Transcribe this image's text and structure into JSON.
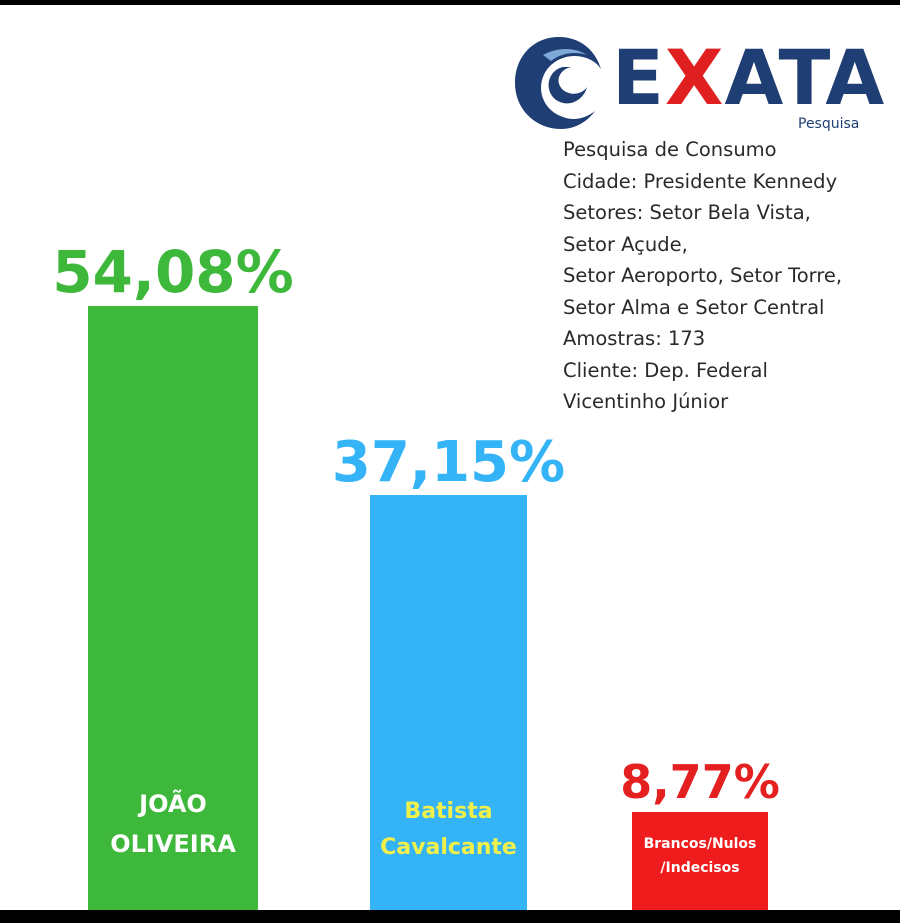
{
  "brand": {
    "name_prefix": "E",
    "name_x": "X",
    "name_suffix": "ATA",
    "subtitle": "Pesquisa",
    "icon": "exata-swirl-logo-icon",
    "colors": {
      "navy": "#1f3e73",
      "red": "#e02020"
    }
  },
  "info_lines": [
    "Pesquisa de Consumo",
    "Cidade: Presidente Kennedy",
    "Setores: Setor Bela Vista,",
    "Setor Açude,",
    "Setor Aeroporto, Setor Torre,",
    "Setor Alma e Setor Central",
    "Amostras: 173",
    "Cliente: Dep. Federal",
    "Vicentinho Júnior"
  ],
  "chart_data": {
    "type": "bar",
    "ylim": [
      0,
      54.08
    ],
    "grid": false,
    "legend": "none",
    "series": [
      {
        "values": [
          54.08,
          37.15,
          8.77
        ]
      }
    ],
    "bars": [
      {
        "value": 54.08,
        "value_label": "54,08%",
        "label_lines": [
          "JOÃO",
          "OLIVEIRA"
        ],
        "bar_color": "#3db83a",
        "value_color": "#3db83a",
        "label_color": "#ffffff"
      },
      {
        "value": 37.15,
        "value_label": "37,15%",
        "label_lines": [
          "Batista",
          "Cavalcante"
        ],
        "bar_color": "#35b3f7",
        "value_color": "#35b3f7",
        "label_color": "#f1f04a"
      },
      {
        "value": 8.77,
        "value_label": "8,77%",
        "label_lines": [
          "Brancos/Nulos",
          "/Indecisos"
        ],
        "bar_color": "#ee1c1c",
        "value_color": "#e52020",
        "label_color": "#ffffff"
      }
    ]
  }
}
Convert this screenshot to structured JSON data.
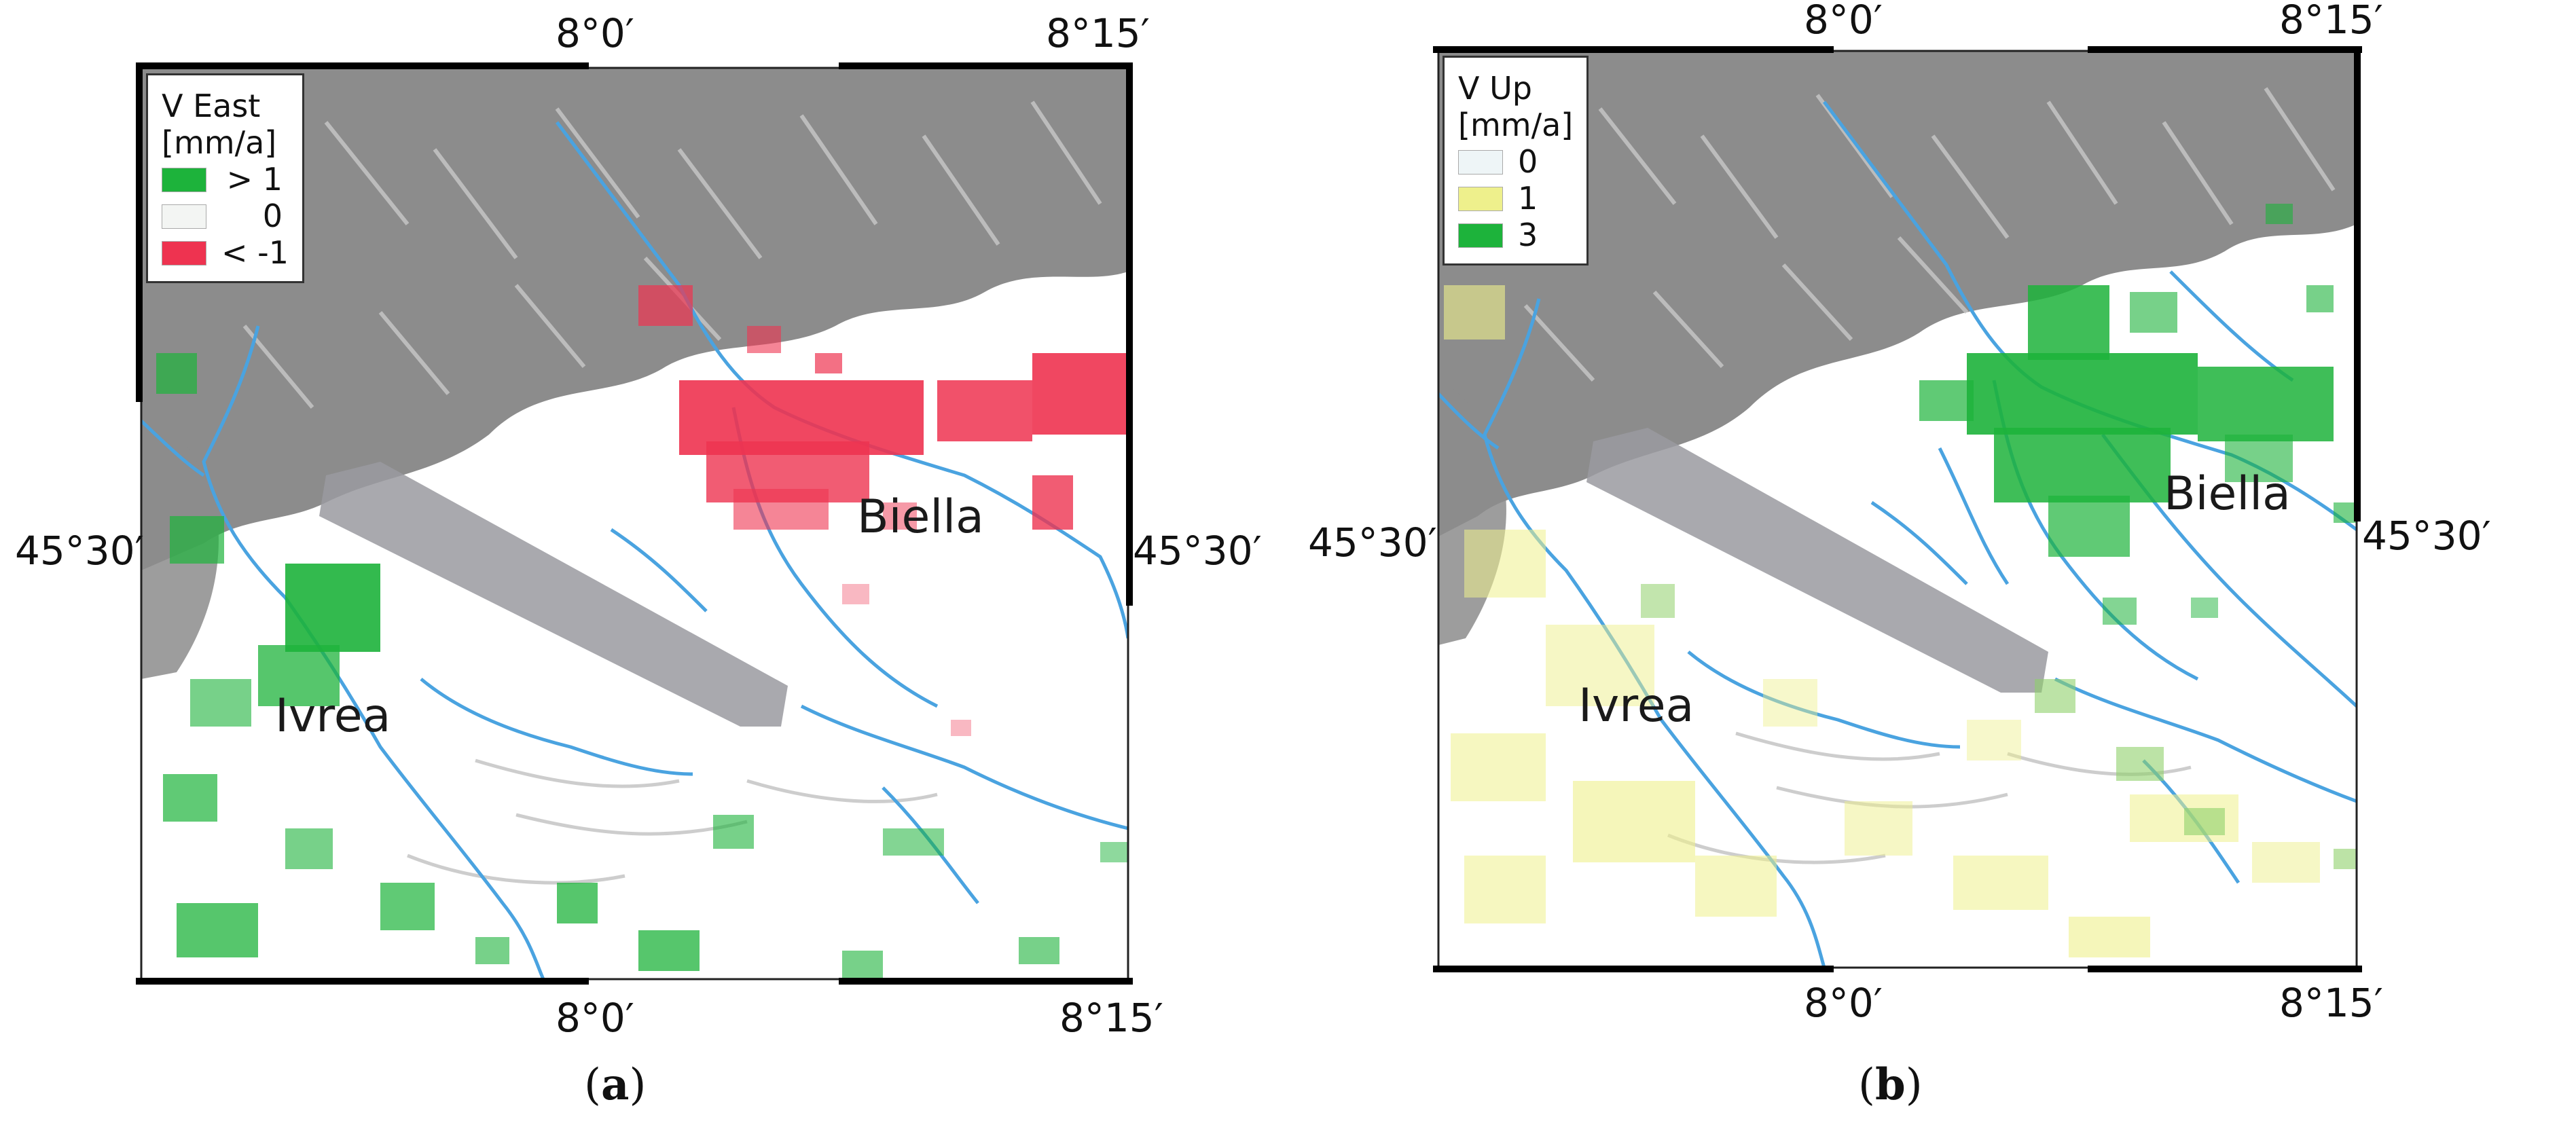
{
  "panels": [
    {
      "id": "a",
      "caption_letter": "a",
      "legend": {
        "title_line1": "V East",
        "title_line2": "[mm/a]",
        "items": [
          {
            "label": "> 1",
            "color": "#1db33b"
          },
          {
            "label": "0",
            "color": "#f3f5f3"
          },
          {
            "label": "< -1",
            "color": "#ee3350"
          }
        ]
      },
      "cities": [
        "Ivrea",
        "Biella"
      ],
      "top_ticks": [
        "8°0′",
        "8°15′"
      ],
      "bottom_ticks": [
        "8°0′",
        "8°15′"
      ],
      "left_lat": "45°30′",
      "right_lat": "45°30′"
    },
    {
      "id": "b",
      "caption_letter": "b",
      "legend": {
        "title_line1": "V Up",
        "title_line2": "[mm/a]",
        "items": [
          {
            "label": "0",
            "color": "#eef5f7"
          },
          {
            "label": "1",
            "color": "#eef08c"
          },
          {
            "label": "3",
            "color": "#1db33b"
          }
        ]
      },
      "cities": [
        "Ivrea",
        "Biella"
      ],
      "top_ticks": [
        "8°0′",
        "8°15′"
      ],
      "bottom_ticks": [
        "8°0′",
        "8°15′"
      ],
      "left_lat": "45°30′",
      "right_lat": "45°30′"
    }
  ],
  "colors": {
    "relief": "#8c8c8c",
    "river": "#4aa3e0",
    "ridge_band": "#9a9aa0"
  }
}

- EXERCISE PROMPT -
Repeat the preceding records precisely, and leave every picture out of the copy.

- RESULT -
Transcribe this image's text and structure into JSON.
{
  "brand": {
    "name_prefix": "E",
    "name_x": "X",
    "name_suffix": "ATA",
    "subtitle": "Pesquisa",
    "icon": "exata-swirl-logo-icon",
    "colors": {
      "navy": "#1f3e73",
      "red": "#e02020"
    }
  },
  "info_lines": [
    "Pesquisa de Consumo",
    "Cidade: Presidente Kennedy",
    "Setores: Setor Bela Vista,",
    "Setor Açude,",
    "Setor Aeroporto, Setor Torre,",
    "Setor Alma e Setor Central",
    "Amostras: 173",
    "Cliente: Dep. Federal",
    "Vicentinho Júnior"
  ],
  "chart_data": {
    "type": "bar",
    "ylim": [
      0,
      54.08
    ],
    "grid": false,
    "legend": "none",
    "series": [
      {
        "values": [
          54.08,
          37.15,
          8.77
        ]
      }
    ],
    "bars": [
      {
        "value": 54.08,
        "value_label": "54,08%",
        "label_lines": [
          "JOÃO",
          "OLIVEIRA"
        ],
        "bar_color": "#3db83a",
        "value_color": "#3db83a",
        "label_color": "#ffffff"
      },
      {
        "value": 37.15,
        "value_label": "37,15%",
        "label_lines": [
          "Batista",
          "Cavalcante"
        ],
        "bar_color": "#35b3f7",
        "value_color": "#35b3f7",
        "label_color": "#f1f04a"
      },
      {
        "value": 8.77,
        "value_label": "8,77%",
        "label_lines": [
          "Brancos/Nulos",
          "/Indecisos"
        ],
        "bar_color": "#ee1c1c",
        "value_color": "#e52020",
        "label_color": "#ffffff"
      }
    ]
  }
}
Convert this screenshot to structured JSON data.
{
  "panels": [
    {
      "id": "a",
      "caption_letter": "a",
      "legend": {
        "title_line1": "V East",
        "title_line2": "[mm/a]",
        "items": [
          {
            "label": "> 1",
            "color": "#1db33b"
          },
          {
            "label": "0",
            "color": "#f3f5f3"
          },
          {
            "label": "< -1",
            "color": "#ee3350"
          }
        ]
      },
      "cities": [
        "Ivrea",
        "Biella"
      ],
      "top_ticks": [
        "8°0′",
        "8°15′"
      ],
      "bottom_ticks": [
        "8°0′",
        "8°15′"
      ],
      "left_lat": "45°30′",
      "right_lat": "45°30′"
    },
    {
      "id": "b",
      "caption_letter": "b",
      "legend": {
        "title_line1": "V Up",
        "title_line2": "[mm/a]",
        "items": [
          {
            "label": "0",
            "color": "#eef5f7"
          },
          {
            "label": "1",
            "color": "#eef08c"
          },
          {
            "label": "3",
            "color": "#1db33b"
          }
        ]
      },
      "cities": [
        "Ivrea",
        "Biella"
      ],
      "top_ticks": [
        "8°0′",
        "8°15′"
      ],
      "bottom_ticks": [
        "8°0′",
        "8°15′"
      ],
      "left_lat": "45°30′",
      "right_lat": "45°30′"
    }
  ],
  "colors": {
    "relief": "#8c8c8c",
    "river": "#4aa3e0",
    "ridge_band": "#9a9aa0"
  }
}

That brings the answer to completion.